### Exercise objective
Below are some entries. Copy each line that holds the string "with".

### Data section

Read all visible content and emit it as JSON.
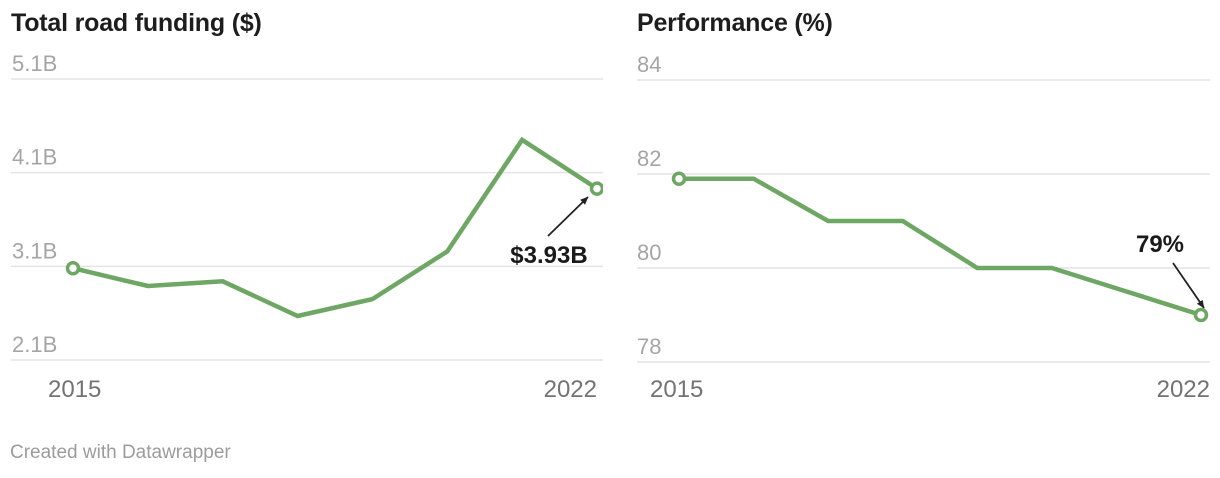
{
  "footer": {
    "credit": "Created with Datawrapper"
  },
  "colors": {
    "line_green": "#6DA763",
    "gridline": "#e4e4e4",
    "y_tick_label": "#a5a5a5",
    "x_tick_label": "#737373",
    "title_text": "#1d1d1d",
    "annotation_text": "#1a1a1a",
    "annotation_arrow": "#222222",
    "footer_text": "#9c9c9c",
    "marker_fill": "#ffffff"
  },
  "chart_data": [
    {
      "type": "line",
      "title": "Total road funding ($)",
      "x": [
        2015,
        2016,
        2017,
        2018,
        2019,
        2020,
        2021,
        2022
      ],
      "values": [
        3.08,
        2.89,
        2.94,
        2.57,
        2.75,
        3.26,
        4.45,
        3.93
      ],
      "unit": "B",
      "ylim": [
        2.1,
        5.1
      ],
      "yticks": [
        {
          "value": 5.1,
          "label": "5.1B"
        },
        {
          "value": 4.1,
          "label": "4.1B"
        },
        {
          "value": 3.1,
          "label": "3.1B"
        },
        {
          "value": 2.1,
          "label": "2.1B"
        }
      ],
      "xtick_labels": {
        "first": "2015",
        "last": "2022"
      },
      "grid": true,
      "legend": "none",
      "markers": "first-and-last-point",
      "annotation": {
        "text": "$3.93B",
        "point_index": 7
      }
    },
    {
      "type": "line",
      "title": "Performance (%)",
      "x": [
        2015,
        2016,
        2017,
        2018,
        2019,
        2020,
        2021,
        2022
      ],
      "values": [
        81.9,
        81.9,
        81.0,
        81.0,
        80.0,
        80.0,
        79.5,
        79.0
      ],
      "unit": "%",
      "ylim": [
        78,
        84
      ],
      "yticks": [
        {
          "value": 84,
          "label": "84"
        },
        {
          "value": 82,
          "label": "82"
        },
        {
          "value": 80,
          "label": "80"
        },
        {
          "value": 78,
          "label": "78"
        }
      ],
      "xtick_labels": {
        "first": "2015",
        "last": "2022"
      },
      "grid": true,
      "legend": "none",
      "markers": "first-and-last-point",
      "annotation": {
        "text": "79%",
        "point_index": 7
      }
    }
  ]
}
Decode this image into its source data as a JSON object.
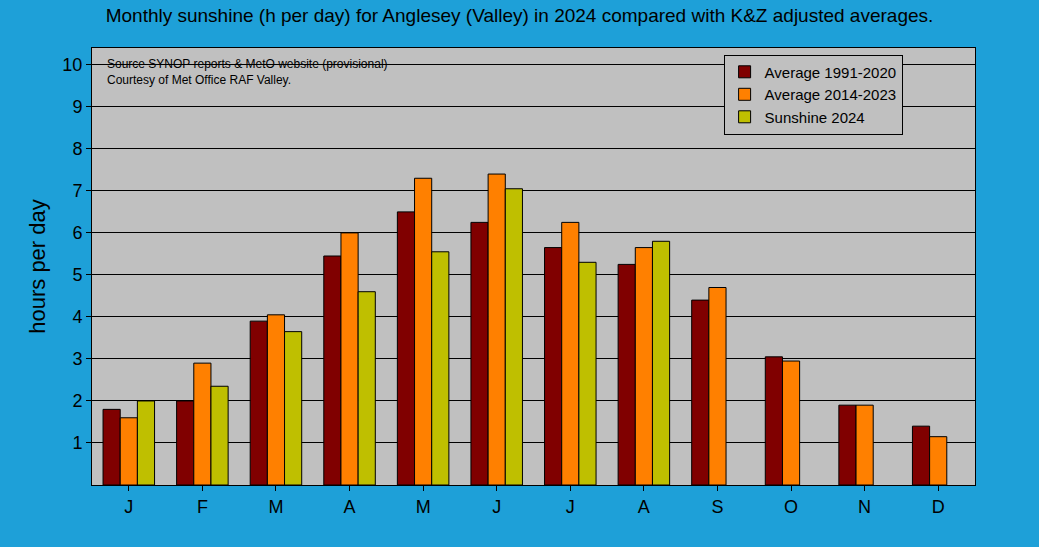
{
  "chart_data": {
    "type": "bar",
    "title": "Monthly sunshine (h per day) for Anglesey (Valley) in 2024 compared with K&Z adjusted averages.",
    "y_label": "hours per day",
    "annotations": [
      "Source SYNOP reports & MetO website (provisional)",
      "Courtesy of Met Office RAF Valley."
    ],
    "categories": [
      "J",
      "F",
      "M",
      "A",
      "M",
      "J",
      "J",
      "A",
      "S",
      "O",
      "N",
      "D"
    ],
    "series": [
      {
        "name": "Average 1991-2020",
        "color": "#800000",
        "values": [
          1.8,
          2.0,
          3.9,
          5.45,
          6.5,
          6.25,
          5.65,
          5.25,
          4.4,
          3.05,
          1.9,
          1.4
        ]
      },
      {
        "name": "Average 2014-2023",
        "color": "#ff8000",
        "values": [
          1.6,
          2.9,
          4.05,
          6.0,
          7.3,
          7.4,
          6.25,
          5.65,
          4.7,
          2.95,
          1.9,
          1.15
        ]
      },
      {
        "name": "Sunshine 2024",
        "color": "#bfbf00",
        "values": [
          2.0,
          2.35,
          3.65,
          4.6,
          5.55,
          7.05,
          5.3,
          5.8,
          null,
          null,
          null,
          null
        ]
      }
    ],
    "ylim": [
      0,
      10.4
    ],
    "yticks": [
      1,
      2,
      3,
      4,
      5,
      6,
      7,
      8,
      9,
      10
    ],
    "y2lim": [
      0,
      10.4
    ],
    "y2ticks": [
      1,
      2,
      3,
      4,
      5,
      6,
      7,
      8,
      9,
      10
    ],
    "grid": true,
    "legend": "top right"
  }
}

...

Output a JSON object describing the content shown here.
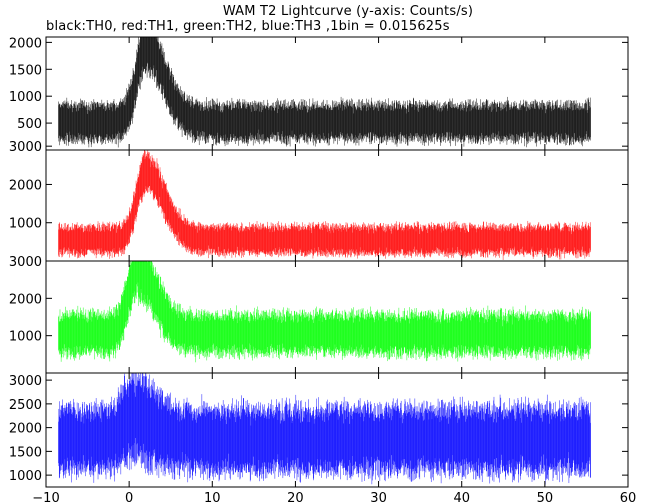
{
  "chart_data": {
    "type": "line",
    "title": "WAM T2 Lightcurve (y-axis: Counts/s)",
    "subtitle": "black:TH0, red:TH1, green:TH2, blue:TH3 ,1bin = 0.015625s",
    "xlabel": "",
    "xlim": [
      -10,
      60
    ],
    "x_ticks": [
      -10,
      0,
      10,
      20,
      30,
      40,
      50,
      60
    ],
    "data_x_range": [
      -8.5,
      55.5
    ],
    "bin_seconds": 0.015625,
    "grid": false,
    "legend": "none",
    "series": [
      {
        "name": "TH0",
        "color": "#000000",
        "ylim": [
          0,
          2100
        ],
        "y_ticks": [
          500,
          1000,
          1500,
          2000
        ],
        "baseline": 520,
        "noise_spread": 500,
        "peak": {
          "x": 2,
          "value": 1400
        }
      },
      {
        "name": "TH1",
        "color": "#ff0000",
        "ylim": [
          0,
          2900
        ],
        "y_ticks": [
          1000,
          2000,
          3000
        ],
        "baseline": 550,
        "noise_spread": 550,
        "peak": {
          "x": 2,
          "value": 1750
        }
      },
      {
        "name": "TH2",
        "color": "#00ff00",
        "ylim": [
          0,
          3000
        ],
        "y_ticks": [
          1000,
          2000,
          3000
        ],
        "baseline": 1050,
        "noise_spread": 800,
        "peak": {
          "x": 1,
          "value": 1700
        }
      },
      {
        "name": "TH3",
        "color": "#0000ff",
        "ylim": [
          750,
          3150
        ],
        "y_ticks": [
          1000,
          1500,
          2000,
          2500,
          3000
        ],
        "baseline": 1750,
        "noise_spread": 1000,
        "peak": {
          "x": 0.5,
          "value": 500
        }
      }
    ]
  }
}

### Task output
    "credit": "Created with Datawrapper"
    "title": "Monthly sunshine (h per day) for Anglesey (Valley) in 2024 compared with K&Z adjusted averages.",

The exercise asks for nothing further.